* [Work to be completed]:
All lines in the data bearing the string "JSON" should be identified and copied.

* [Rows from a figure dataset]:
:::::
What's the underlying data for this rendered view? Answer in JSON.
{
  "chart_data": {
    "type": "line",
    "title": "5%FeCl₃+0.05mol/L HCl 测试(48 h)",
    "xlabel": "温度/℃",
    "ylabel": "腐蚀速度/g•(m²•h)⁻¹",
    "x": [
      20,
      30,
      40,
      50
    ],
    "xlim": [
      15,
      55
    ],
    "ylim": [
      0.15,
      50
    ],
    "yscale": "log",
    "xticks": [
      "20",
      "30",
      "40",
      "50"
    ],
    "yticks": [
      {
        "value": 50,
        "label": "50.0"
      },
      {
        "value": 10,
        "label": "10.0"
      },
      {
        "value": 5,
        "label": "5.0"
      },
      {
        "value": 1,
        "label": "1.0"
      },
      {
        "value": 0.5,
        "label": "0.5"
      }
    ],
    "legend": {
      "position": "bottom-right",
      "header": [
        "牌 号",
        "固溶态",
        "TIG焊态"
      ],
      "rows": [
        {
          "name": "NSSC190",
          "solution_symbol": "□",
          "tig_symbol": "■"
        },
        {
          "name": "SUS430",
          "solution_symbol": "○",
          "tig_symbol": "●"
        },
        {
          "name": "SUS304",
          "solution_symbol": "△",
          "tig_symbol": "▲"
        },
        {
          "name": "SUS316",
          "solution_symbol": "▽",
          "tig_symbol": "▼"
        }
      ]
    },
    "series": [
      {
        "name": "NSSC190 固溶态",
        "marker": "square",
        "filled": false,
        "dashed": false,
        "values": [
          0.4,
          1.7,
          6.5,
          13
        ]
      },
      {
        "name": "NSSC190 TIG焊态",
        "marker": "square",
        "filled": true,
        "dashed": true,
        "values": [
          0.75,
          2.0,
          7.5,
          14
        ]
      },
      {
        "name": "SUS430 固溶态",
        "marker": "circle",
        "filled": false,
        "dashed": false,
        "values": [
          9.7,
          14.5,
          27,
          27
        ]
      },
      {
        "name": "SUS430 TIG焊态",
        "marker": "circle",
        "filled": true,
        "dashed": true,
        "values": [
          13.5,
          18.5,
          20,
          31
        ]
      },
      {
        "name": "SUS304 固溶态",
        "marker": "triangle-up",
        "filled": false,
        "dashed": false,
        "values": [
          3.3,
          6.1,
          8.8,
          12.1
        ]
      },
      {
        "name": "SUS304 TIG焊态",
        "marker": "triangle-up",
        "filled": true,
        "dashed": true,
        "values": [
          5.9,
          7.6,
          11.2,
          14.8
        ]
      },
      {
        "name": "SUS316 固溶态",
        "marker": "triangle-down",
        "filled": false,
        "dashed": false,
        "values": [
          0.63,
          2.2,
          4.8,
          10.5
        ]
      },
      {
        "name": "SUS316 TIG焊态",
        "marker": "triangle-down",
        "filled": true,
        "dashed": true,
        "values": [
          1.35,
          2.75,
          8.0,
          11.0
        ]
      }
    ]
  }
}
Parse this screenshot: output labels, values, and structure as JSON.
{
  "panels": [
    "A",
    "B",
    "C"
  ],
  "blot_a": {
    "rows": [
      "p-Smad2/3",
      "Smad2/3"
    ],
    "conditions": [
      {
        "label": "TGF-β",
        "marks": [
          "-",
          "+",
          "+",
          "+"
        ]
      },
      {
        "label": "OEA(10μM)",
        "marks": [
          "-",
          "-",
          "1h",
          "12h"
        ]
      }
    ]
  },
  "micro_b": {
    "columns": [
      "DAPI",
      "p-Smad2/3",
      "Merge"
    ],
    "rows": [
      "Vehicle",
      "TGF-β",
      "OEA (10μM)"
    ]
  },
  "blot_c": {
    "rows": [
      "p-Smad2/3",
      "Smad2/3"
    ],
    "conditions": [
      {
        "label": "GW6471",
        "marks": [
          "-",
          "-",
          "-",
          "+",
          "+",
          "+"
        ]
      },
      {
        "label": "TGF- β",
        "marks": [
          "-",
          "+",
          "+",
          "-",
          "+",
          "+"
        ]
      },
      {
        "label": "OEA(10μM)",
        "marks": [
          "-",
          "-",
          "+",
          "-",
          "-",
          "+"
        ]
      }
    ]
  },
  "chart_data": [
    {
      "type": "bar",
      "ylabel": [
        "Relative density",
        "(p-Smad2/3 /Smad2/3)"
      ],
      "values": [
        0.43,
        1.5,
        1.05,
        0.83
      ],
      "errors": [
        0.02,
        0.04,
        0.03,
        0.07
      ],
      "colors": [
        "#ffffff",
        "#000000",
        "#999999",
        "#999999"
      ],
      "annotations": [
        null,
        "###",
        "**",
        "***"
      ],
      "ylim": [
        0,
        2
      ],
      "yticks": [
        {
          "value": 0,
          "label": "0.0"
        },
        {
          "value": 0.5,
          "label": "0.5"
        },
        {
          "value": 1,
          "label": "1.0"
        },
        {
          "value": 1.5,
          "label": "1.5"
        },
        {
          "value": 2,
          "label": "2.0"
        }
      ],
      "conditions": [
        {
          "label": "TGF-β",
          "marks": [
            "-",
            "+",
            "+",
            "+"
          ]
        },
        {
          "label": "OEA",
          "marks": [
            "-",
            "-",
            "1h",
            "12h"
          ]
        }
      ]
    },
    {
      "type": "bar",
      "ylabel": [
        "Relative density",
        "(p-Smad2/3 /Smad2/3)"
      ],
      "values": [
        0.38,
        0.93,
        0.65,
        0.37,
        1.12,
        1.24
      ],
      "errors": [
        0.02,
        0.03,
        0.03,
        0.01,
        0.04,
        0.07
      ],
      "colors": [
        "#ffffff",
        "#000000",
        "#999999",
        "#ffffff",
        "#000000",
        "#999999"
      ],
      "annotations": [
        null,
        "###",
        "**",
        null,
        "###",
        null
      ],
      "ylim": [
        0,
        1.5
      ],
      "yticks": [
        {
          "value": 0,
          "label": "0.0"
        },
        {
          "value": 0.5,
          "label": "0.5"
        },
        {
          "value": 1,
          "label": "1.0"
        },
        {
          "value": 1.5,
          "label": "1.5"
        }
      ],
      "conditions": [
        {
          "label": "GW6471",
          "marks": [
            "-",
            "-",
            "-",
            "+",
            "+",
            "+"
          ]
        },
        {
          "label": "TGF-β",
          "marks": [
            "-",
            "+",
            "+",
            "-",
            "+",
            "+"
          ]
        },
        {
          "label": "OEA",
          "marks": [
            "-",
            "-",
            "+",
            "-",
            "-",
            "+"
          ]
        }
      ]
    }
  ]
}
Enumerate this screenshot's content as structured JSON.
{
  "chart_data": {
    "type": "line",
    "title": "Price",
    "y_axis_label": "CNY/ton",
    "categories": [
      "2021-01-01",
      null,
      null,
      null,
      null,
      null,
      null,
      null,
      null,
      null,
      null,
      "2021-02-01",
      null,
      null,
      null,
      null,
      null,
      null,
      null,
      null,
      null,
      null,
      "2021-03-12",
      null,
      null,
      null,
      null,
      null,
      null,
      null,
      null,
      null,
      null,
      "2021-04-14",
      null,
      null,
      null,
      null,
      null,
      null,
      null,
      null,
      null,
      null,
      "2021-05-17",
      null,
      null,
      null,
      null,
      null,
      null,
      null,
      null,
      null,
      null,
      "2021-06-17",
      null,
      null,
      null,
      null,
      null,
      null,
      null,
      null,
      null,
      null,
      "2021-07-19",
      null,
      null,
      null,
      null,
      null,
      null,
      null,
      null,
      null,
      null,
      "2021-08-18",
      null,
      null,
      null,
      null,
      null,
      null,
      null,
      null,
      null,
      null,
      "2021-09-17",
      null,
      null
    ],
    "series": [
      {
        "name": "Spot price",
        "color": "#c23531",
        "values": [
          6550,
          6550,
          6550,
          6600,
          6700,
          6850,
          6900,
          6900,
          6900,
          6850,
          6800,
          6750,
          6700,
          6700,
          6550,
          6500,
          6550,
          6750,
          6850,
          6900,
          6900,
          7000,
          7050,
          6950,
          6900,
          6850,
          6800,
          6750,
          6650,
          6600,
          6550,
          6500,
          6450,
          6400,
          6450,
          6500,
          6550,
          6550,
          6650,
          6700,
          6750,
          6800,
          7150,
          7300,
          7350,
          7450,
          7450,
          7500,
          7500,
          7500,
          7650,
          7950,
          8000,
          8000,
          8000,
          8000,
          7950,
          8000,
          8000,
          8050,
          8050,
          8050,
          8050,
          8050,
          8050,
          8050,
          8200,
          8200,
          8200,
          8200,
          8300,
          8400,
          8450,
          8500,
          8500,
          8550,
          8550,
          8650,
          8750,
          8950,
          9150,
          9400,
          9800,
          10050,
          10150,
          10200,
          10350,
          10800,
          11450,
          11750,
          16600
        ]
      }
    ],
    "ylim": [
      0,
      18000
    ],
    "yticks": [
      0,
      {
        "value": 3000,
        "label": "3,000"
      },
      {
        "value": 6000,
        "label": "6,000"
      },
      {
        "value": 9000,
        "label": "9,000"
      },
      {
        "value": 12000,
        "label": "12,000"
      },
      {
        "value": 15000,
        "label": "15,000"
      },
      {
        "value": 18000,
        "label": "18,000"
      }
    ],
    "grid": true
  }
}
:::::
* [Task answer]:
What's the underlying data for this rendered view? Answer in JSON.
Parse this screenshot: output labels, values, and structure as JSON.
Enumerate this screenshot's content as structured JSON.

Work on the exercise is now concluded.